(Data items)
[start]
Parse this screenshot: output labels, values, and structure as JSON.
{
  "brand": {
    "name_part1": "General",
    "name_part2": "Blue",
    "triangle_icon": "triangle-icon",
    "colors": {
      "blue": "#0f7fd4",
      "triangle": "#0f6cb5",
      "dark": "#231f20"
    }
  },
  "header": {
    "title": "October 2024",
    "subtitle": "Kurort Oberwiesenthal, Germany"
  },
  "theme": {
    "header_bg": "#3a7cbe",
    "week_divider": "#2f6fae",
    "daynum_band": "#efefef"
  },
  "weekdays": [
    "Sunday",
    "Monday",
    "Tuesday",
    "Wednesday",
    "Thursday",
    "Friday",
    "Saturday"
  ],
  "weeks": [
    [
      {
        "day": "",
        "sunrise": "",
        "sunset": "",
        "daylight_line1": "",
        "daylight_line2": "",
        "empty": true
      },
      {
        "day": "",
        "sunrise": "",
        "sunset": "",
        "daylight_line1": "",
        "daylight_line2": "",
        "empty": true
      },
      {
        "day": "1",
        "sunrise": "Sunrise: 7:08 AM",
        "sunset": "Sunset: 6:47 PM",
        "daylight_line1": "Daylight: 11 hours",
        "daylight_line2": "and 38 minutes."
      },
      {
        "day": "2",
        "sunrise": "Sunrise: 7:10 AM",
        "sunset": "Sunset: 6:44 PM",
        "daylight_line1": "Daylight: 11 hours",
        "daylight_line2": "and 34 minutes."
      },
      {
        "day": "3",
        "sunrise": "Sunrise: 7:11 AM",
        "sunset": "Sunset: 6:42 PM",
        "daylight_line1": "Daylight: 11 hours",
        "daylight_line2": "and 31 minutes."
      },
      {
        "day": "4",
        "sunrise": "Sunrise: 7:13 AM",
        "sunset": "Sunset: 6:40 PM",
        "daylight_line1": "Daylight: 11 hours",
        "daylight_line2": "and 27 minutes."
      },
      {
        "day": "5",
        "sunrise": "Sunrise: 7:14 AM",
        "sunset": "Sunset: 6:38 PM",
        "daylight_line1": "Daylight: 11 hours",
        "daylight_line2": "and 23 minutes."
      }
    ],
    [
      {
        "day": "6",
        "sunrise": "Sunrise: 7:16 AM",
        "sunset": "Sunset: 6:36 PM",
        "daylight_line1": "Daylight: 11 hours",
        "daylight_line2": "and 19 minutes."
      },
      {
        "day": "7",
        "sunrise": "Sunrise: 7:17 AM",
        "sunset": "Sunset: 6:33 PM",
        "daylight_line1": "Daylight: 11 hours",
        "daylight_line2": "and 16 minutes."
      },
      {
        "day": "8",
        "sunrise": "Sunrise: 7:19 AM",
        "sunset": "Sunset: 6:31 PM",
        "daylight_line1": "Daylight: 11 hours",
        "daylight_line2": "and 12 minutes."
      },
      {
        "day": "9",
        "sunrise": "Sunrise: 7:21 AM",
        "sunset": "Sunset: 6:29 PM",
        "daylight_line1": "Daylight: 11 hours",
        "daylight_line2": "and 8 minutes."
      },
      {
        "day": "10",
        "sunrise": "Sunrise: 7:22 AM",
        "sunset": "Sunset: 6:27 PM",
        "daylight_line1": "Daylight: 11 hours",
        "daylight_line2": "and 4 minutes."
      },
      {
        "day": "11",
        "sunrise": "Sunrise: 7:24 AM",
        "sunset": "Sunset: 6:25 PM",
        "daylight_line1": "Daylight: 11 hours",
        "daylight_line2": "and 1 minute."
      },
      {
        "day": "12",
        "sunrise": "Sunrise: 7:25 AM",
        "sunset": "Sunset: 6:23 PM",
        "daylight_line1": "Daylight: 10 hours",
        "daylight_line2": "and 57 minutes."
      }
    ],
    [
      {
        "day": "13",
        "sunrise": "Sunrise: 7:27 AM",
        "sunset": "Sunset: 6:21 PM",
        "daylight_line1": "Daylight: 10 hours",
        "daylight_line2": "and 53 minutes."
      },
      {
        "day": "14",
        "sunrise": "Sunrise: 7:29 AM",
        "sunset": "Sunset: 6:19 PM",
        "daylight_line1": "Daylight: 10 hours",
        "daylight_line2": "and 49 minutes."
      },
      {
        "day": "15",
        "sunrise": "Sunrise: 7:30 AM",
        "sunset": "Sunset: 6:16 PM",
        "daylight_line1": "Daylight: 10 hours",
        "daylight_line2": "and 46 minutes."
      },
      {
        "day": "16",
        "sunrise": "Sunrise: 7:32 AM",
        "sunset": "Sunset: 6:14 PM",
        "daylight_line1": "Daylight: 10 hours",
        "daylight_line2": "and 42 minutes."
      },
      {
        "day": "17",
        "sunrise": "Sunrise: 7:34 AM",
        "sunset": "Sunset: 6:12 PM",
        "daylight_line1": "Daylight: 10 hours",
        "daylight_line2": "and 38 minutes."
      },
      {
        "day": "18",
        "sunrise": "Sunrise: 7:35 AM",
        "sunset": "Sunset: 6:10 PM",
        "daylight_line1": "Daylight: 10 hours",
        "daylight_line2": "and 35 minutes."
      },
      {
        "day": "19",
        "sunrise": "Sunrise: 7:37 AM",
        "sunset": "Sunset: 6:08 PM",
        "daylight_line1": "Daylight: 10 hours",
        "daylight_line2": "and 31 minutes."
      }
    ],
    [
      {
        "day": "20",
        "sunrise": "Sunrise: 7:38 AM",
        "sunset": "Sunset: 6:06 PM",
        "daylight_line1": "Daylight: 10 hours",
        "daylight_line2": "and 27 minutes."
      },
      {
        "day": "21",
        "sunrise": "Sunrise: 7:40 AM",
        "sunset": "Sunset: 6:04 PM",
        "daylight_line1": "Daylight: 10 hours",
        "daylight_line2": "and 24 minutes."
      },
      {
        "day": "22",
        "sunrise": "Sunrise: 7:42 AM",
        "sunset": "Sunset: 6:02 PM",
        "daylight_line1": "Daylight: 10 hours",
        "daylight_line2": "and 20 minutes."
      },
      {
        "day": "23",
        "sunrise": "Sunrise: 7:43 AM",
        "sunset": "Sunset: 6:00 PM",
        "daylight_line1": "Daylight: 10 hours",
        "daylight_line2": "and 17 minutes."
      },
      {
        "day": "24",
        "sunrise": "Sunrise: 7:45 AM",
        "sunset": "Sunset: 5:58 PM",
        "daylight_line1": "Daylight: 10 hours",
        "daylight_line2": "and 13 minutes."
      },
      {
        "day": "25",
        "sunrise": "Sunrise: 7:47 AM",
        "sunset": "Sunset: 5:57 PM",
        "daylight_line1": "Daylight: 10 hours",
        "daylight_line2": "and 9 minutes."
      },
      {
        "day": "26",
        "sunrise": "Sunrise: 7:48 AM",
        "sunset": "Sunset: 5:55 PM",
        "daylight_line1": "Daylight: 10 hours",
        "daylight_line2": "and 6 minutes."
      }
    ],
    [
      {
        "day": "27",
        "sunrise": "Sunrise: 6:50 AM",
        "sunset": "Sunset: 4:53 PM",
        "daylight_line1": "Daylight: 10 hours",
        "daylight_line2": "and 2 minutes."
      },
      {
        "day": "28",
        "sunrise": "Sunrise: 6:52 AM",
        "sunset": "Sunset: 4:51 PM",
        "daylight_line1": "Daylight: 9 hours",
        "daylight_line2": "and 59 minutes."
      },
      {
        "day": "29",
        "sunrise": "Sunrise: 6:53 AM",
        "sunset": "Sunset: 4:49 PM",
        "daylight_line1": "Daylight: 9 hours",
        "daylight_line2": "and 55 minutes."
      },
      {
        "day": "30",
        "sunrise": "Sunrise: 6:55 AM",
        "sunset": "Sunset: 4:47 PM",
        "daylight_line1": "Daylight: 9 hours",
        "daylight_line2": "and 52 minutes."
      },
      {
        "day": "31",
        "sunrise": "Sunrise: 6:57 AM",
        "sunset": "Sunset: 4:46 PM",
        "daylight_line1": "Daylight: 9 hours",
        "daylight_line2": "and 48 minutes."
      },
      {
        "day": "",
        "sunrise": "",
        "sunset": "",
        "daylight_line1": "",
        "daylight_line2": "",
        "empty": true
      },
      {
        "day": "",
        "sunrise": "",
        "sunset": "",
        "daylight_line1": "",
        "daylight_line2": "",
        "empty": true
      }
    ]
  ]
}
[end]
How many of the lines above include the string "triangle"? Answer with the number only.

TASK OUTPUT
2